* AIM OF THE TASK *
Print the stretch of material from the line containing "x-tick-label: dez (658, 288, 678, 302)" through the line containing "point (502, 48, 512, 58)", both included, reproducing each line unchanged.

* WORKING DATA *
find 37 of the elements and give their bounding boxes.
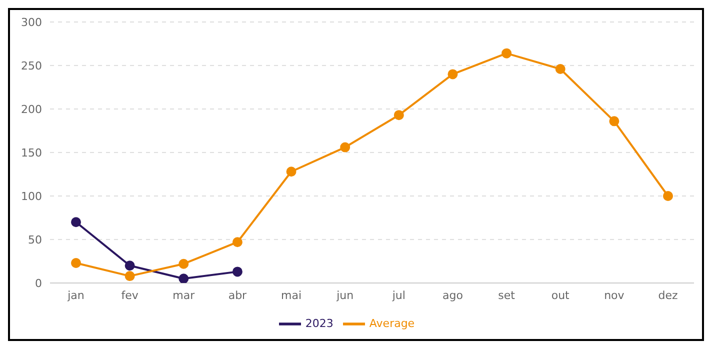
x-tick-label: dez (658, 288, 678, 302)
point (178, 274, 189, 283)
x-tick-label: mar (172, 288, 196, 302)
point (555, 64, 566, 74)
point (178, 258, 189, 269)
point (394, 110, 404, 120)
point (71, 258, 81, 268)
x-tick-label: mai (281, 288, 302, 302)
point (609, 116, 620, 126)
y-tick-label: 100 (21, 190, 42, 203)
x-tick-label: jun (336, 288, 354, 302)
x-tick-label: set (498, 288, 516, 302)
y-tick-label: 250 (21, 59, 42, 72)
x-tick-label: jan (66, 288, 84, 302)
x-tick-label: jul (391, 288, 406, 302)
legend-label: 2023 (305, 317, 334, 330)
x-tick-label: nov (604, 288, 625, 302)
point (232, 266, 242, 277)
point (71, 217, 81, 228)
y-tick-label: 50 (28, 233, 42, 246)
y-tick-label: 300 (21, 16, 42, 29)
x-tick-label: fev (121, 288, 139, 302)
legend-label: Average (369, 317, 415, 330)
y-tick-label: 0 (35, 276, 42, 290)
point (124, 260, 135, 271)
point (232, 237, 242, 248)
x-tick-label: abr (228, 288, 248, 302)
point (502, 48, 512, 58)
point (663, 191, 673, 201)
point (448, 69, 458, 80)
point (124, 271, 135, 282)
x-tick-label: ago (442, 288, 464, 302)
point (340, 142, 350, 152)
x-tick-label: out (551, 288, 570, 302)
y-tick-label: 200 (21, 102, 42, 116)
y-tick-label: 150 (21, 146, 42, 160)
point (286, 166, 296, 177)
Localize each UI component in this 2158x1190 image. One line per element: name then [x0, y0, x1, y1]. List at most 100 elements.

* EXERCISE SOLUTION *
x-tick-label: dez (658, 288, 678, 302)
point (178, 274, 189, 283)
x-tick-label: mar (172, 288, 196, 302)
point (555, 64, 566, 74)
point (178, 258, 189, 269)
point (394, 110, 404, 120)
point (71, 258, 81, 268)
x-tick-label: mai (281, 288, 302, 302)
point (609, 116, 620, 126)
y-tick-label: 100 (21, 190, 42, 203)
x-tick-label: jun (336, 288, 354, 302)
x-tick-label: set (498, 288, 516, 302)
y-tick-label: 250 (21, 59, 42, 72)
x-tick-label: jan (66, 288, 84, 302)
x-tick-label: jul (391, 288, 406, 302)
legend-label: 2023 (305, 317, 334, 330)
x-tick-label: nov (604, 288, 625, 302)
point (232, 266, 242, 277)
point (71, 217, 81, 228)
y-tick-label: 50 (28, 233, 42, 246)
y-tick-label: 300 (21, 16, 42, 29)
x-tick-label: fev (121, 288, 139, 302)
legend-label: Average (369, 317, 415, 330)
y-tick-label: 0 (35, 276, 42, 290)
point (124, 260, 135, 271)
point (232, 237, 242, 248)
x-tick-label: abr (228, 288, 248, 302)
point (502, 48, 512, 58)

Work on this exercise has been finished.